▶ _AIM_
Please give the listing again in its entirety, exactly as written.

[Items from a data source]

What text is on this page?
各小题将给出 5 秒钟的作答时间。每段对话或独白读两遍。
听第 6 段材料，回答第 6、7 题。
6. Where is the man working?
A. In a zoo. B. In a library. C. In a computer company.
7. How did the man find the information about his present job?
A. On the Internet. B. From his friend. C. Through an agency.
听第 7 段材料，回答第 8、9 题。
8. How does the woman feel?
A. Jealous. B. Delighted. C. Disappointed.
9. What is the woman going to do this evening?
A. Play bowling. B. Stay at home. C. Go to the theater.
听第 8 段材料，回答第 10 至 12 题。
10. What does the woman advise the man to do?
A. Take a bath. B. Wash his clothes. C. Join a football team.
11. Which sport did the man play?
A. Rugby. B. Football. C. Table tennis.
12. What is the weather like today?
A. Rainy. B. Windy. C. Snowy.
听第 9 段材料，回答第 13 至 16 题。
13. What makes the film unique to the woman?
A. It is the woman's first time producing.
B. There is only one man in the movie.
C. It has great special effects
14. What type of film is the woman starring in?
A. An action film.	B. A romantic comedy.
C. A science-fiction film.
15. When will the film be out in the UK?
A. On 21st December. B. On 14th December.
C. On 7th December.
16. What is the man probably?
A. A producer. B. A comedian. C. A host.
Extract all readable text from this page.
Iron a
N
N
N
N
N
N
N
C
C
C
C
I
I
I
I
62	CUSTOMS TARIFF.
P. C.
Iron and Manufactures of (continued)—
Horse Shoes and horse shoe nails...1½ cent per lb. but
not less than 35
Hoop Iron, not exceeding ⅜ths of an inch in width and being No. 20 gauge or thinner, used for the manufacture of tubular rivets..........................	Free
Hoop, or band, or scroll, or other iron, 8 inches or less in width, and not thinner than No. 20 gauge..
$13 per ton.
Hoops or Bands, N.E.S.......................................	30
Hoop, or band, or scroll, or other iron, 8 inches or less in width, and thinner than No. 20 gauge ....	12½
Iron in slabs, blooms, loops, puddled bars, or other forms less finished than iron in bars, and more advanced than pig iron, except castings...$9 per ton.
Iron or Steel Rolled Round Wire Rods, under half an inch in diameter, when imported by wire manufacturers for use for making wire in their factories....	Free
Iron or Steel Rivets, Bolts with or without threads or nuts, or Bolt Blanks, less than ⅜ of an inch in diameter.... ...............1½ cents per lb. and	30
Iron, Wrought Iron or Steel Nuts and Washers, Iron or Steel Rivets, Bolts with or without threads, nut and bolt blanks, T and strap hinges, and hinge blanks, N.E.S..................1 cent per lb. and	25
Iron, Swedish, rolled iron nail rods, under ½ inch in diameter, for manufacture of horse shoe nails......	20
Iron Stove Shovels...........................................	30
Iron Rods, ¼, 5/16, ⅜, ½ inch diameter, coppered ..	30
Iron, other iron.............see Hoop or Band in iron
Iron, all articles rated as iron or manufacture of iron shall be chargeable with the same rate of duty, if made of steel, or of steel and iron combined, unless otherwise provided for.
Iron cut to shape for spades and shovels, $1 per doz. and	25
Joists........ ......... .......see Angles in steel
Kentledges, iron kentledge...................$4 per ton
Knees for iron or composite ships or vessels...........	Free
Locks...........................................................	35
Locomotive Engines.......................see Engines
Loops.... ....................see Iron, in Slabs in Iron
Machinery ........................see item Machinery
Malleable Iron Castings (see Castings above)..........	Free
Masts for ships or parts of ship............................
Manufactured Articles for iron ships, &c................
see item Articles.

▶ _SOLUTION_
What text is on this page?
各小题将给出 5 秒钟的作答时间。每段对话或独白读两遍。
听第 6 段材料，回答第 6、7 题。
6. Where is the man working?
A. In a zoo. B. In a library. C. In a computer company.
7. How did the man find the information about his present job?
A. On the Internet. B. From his friend. C. Through an agency.
听第 7 段材料，回答第 8、9 题。
8. How does the woman feel?
A. Jealous. B. Delighted. C. Disappointed.
9. What is the woman going to do this evening?
A. Play bowling. B. Stay at home. C. Go to the theater.
听第 8 段材料，回答第 10 至 12 题。
10. What does the woman advise the man to do?
A. Take a bath. B. Wash his clothes. C. Join a football team.
11. Which sport did the man play?
A. Rugby. B. Football. C. Table tennis.
12. What is the weather like today?
A. Rainy. B. Windy. C. Snowy.
听第 9 段材料，回答第 13 至 16 题。
13. What makes the film unique to the woman?
A. It is the woman's first time producing.
B. There is only one man in the movie.
C. It has great special effects
14. What type of film is the woman starring in?
A. An action film.	B. A romantic comedy.
C. A science-fiction film.
15. When will the film be out in the UK?
A. On 21st December. B. On 14th December.
C. On 7th December.
16. What is the man probably?
A. A producer. B. A comedian. C. A host.
Extract all readable text from this page.
Iron a
N
N
N
N
N
N
N
C
C
C
C
I
I
I
I
62	CUSTOMS TARIFF.
P. C.
Iron and Manufactures of (continued)—
Horse Shoes and horse shoe nails...1½ cent per lb. but
not less than 35
Hoop Iron, not exceeding ⅜ths of an inch in width and being No. 20 gauge or thinner, used for the manufacture of tubular rivets..........................	Free
Hoop, or band, or scroll, or other iron, 8 inches or less in width, and not thinner than No. 20 gauge..
$13 per ton.
Hoops or Bands, N.E.S.......................................	30
Hoop, or band, or scroll, or other iron, 8 inches or less in width, and thinner than No. 20 gauge ....	12½
Iron in slabs, blooms, loops, puddled bars, or other forms less finished than iron in bars, and more advanced than pig iron, except castings...$9 per ton.
Iron or Steel Rolled Round Wire Rods, under half an inch in diameter, when imported by wire manufacturers for use for making wire in their factories....	Free
Iron or Steel Rivets, Bolts with or without threads or nuts, or Bolt Blanks, less than ⅜ of an inch in diameter.... ...............1½ cents per lb. and	30
Iron, Wrought Iron or Steel Nuts and Washers, Iron or Steel Rivets, Bolts with or without threads, nut and bolt blanks, T and strap hinges, and hinge blanks, N.E.S..................1 cent per lb. and	25
Iron, Swedish, rolled iron nail rods, under ½ inch in diameter, for manufacture of horse shoe nails......	20
Iron Stove Shovels...........................................	30
Iron Rods, ¼, 5/16, ⅜, ½ inch diameter, coppered ..	30
Iron, other iron.............see Hoop or Band in iron
Iron, all articles rated as iron or manufacture of iron shall be chargeable with the same rate of duty, if made of steel, or of steel and iron combined, unless otherwise provided for.
Iron cut to shape for spades and shovels, $1 per doz. and	25
Joists........ ......... .......see Angles in steel
Kentledges, iron kentledge...................$4 per ton
Knees for iron or composite ships or vessels...........	Free
Locks...........................................................	35
Locomotive Engines.......................see Engines
Loops.... ....................see Iron, in Slabs in Iron
Machinery ........................see item Machinery
Malleable Iron Castings (see Castings above)..........	Free
Masts for ships or parts of ship............................
Manufactured Articles for iron ships, &c................
see item Articles.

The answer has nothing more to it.